[Items from a data source]

(begin)

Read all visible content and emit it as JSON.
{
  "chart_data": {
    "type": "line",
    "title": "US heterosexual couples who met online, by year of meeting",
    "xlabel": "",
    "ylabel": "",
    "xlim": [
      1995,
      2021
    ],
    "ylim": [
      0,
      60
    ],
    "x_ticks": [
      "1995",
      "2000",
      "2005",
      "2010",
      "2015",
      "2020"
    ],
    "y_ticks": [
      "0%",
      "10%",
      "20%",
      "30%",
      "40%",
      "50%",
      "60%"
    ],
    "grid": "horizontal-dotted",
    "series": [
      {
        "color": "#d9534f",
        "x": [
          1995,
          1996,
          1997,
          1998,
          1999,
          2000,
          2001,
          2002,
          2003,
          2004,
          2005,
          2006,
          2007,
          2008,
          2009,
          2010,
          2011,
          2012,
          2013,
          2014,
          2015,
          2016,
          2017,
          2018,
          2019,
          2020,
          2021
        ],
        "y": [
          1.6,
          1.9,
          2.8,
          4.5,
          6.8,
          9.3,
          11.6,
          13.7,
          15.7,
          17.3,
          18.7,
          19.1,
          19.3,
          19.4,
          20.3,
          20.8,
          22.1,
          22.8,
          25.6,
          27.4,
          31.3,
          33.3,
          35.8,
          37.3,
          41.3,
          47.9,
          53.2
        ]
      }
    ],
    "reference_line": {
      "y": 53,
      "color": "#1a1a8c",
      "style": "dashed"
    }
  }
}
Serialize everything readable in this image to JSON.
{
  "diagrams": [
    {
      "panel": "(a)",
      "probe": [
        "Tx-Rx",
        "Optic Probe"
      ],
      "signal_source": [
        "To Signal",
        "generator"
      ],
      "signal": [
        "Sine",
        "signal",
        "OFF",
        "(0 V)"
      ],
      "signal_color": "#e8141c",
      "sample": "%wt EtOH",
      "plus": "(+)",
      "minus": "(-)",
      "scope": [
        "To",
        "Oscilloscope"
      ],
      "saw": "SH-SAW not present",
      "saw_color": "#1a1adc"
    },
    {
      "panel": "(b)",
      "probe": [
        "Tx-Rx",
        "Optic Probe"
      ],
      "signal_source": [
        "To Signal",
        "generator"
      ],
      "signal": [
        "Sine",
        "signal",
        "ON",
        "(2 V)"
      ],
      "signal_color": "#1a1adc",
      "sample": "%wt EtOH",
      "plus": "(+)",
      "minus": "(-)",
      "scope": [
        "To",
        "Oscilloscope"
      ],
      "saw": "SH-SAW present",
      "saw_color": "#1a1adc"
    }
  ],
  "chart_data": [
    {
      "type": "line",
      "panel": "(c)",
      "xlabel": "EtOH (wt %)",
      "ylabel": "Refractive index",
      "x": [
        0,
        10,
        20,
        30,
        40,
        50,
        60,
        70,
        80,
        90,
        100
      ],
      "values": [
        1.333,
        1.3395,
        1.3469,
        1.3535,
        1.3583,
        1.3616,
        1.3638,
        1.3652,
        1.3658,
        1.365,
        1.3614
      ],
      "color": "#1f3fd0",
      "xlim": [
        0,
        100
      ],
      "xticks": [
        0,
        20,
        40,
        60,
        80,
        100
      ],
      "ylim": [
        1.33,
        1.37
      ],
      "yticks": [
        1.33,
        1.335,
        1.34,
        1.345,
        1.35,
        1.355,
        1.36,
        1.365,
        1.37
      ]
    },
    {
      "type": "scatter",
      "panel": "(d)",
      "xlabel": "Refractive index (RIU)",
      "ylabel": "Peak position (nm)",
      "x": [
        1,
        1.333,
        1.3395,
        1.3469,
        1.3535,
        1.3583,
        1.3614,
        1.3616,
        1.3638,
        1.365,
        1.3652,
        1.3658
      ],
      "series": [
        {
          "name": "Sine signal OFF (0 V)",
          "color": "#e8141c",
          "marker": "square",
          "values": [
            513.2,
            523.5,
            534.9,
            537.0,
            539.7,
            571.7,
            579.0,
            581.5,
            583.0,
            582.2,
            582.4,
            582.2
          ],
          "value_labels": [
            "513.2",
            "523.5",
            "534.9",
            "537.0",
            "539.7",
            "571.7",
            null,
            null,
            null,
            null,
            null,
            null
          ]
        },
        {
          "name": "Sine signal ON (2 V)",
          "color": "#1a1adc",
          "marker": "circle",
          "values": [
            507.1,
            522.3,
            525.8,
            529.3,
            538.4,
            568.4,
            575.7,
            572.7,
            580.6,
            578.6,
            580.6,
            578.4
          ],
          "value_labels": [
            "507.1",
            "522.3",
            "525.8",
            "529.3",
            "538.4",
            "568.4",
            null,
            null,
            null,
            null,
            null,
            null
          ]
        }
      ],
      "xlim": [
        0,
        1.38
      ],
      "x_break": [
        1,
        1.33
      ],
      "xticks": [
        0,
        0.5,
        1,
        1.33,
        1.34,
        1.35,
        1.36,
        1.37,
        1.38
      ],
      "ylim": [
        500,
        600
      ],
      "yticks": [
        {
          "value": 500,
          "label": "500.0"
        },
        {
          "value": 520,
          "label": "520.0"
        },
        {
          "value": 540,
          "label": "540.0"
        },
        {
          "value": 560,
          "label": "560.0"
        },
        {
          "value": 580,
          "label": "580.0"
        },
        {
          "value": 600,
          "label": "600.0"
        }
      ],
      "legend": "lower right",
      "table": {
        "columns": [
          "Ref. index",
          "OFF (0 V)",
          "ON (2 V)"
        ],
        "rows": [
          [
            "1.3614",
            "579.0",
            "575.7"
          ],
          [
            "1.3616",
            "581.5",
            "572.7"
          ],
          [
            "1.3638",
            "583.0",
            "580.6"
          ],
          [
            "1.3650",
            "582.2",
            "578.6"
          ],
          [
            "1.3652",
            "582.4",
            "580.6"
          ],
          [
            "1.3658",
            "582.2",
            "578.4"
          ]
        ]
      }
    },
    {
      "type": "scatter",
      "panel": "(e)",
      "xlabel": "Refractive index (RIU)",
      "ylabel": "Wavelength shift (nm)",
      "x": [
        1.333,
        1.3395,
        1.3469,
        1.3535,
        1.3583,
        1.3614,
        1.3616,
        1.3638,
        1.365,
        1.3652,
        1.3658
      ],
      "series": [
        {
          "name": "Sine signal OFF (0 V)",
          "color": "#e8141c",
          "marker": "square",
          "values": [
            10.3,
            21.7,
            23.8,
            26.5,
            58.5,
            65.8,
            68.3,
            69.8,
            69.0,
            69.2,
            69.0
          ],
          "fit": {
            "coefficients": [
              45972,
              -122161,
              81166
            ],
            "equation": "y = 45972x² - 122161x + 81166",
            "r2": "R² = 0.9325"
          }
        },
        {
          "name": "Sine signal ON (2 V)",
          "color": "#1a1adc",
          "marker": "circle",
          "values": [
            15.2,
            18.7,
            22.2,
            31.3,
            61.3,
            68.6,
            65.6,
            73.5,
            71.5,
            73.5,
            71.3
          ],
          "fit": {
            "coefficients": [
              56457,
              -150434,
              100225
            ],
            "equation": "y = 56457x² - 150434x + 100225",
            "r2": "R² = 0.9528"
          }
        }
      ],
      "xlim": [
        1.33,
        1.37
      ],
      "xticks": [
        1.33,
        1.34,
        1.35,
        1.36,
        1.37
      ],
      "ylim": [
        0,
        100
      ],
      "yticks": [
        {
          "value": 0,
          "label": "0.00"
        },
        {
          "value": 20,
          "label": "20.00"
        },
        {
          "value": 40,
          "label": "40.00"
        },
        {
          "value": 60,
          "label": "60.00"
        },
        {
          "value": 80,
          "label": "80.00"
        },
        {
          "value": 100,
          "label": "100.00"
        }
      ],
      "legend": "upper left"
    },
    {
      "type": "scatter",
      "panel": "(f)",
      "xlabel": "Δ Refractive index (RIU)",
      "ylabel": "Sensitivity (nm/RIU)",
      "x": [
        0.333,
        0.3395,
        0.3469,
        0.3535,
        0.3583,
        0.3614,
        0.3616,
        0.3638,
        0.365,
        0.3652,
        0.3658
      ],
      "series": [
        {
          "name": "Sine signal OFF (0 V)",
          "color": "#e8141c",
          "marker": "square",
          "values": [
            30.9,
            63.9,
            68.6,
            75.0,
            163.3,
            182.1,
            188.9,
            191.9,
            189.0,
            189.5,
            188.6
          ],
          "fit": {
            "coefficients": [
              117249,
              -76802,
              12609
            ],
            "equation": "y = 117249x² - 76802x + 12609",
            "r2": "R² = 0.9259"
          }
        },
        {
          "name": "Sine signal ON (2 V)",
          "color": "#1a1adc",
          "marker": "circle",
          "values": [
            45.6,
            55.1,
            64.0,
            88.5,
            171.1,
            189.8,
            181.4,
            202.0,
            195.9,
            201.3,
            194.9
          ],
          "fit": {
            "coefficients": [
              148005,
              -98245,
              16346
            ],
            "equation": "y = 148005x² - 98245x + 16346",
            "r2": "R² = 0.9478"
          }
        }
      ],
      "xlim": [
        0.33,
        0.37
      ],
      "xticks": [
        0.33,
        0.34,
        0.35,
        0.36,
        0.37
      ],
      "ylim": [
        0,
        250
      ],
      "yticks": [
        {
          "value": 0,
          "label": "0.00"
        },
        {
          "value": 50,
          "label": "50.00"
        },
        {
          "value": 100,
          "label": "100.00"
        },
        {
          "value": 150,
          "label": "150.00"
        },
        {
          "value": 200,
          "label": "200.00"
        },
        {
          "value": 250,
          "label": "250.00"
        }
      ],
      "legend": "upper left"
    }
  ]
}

(end)

GIVEN REQUEST: Pull every line containing "ylabel" out of the data above.

EXERCISE RESULT:
    "ylabel": "",
      "ylabel": "Refractive index",
      "ylabel": "Peak position (nm)",
      "ylabel": "Wavelength shift (nm)",
      "ylabel": "Sensitivity (nm/RIU)",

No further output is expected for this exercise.